> [What the task asks] Without further comment, state how many lines in the listing below contain the word "icon".

Records
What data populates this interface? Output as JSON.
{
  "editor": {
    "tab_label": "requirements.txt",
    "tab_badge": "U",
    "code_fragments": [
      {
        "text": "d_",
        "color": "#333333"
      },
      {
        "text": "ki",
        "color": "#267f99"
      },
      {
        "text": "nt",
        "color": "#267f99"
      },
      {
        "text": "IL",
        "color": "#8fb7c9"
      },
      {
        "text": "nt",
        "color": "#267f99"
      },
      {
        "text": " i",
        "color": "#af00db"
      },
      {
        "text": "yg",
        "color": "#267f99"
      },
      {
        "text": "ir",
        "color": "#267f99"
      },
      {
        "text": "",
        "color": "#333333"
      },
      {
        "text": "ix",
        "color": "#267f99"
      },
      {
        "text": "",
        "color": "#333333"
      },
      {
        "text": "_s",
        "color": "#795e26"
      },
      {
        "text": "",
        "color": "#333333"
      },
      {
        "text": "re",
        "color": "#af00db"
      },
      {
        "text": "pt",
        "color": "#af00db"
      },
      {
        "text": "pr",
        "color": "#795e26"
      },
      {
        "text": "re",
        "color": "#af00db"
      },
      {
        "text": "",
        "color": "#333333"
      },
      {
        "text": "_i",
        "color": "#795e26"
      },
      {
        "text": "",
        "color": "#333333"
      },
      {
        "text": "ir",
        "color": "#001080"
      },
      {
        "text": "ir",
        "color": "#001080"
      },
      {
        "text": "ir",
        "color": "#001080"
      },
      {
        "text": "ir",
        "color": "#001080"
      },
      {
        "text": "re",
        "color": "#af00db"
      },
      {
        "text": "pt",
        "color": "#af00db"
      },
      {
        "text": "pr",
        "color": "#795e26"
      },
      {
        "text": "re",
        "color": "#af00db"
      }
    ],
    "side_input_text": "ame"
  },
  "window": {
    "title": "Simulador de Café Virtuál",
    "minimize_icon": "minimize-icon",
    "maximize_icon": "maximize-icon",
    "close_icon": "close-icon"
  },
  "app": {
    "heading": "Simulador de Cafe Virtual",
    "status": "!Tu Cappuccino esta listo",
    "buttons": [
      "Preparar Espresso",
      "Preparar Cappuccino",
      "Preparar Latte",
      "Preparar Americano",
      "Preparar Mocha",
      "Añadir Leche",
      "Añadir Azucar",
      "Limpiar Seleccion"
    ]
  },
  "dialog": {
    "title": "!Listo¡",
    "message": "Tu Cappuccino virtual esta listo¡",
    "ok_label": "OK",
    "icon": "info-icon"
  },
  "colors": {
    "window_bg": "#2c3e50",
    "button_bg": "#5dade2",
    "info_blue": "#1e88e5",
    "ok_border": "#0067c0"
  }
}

> [Answer to this task] 4